* DIRECTION:
Within the material below, find each line bearing the word "olinadigan" and present it.

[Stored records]
++++++

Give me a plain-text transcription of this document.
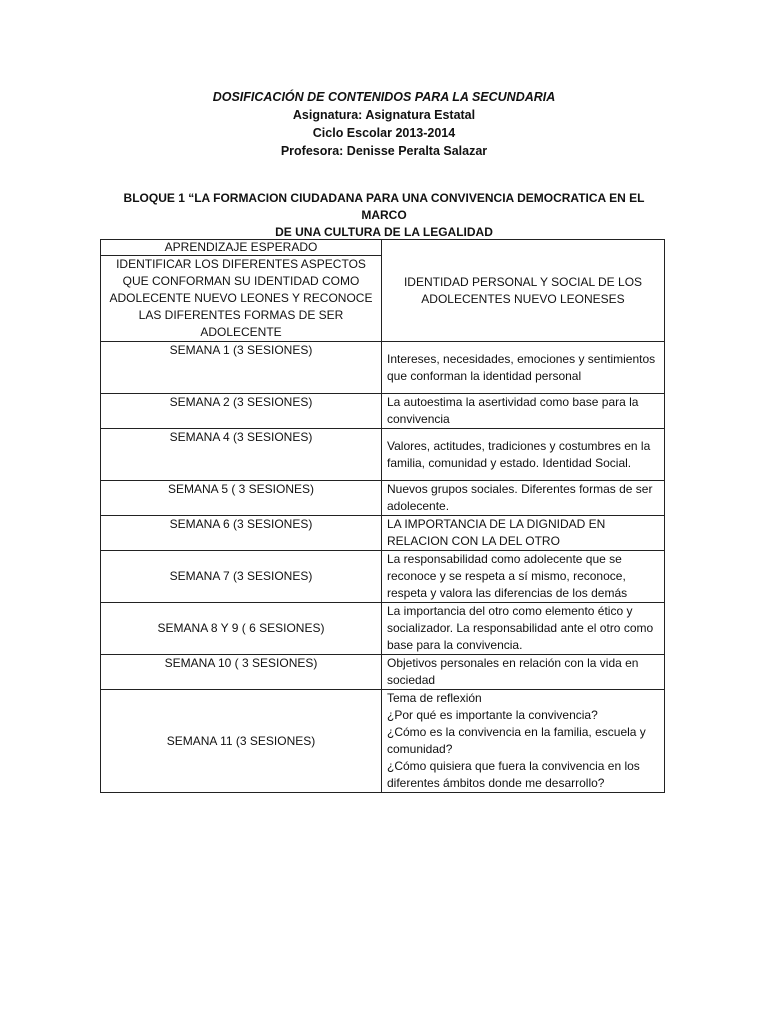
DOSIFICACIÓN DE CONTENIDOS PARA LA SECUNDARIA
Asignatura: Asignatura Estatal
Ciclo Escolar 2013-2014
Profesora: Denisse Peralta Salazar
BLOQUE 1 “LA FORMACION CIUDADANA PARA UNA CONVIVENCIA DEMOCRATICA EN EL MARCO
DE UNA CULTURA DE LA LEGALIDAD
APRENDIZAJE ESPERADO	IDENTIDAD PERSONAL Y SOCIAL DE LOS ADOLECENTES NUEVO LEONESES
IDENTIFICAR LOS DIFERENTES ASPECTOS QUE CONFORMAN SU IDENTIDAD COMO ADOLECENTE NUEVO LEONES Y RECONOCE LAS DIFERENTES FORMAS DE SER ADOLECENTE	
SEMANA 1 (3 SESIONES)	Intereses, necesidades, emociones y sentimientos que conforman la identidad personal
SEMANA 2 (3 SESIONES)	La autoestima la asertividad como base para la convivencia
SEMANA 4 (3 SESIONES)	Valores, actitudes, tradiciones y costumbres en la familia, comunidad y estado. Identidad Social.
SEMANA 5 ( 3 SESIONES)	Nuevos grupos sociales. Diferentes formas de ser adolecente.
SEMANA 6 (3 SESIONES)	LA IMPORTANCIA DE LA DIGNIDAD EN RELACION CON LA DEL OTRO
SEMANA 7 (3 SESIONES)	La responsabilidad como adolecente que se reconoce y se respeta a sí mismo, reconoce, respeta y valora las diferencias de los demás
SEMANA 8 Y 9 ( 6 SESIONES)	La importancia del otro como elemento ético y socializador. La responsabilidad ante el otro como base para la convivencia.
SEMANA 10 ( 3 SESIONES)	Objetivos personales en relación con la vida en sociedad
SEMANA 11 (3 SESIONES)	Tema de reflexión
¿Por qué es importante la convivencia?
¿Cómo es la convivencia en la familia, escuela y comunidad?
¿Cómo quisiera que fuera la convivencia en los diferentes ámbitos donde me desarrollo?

++++++

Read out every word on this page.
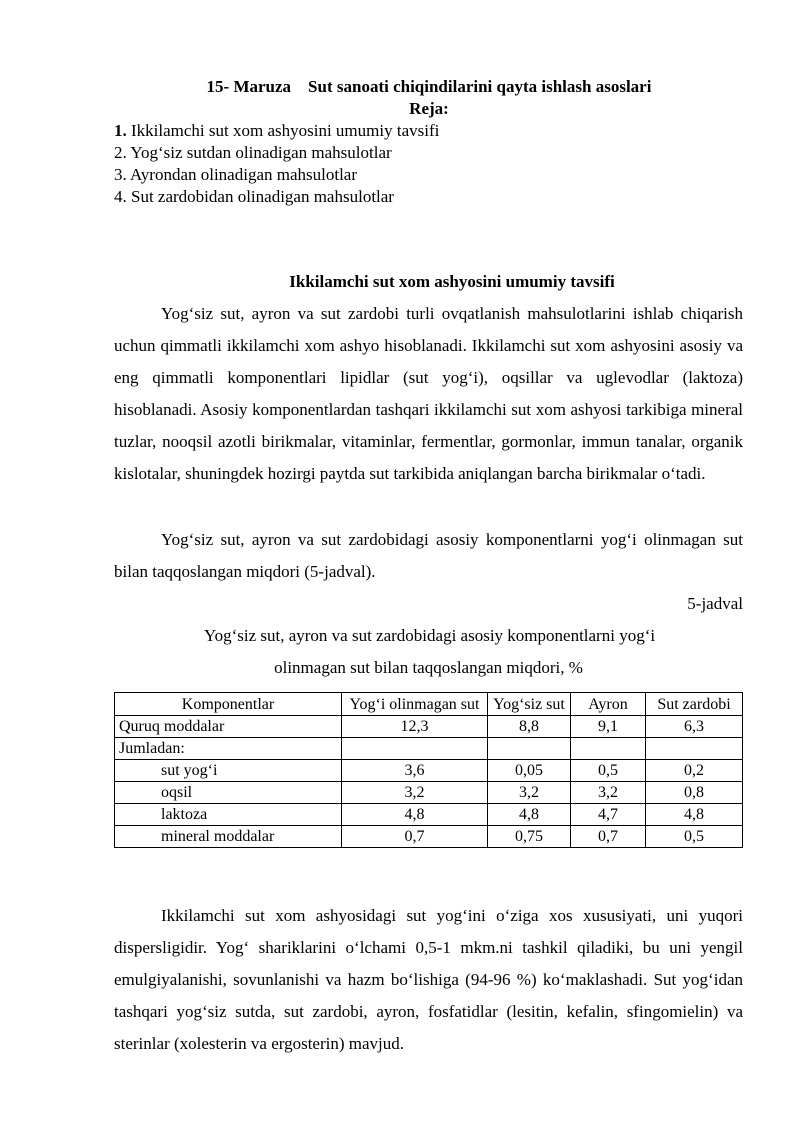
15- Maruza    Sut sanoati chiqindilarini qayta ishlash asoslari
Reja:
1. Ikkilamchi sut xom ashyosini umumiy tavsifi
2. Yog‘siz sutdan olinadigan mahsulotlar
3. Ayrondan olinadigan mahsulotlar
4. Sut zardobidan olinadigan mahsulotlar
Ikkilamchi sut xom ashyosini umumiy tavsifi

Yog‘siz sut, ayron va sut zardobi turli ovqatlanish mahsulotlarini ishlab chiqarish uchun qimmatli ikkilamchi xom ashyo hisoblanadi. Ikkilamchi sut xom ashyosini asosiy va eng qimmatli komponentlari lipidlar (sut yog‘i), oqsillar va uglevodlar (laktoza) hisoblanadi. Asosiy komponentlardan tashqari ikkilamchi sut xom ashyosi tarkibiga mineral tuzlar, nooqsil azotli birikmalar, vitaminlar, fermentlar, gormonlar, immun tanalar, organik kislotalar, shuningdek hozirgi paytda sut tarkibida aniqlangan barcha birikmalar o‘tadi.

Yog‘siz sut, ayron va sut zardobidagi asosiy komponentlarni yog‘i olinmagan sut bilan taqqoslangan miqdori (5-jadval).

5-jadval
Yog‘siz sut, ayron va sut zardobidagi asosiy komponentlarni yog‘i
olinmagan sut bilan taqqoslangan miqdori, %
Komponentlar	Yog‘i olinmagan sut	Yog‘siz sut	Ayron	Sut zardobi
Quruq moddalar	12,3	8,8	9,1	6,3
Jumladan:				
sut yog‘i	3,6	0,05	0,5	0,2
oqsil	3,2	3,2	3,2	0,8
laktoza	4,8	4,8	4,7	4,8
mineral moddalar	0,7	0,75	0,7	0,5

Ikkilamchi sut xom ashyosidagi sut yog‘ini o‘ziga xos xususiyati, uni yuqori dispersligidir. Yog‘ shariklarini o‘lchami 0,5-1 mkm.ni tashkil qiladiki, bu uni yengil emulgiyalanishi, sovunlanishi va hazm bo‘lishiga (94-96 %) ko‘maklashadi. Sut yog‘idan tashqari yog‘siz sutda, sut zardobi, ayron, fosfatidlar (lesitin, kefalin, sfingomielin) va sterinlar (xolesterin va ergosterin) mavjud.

++++++

* FULL OUTPUT:
2. Yog‘siz sutdan olinadigan mahsulotlar
3. Ayrondan olinadigan mahsulotlar
4. Sut zardobidan olinadigan mahsulotlar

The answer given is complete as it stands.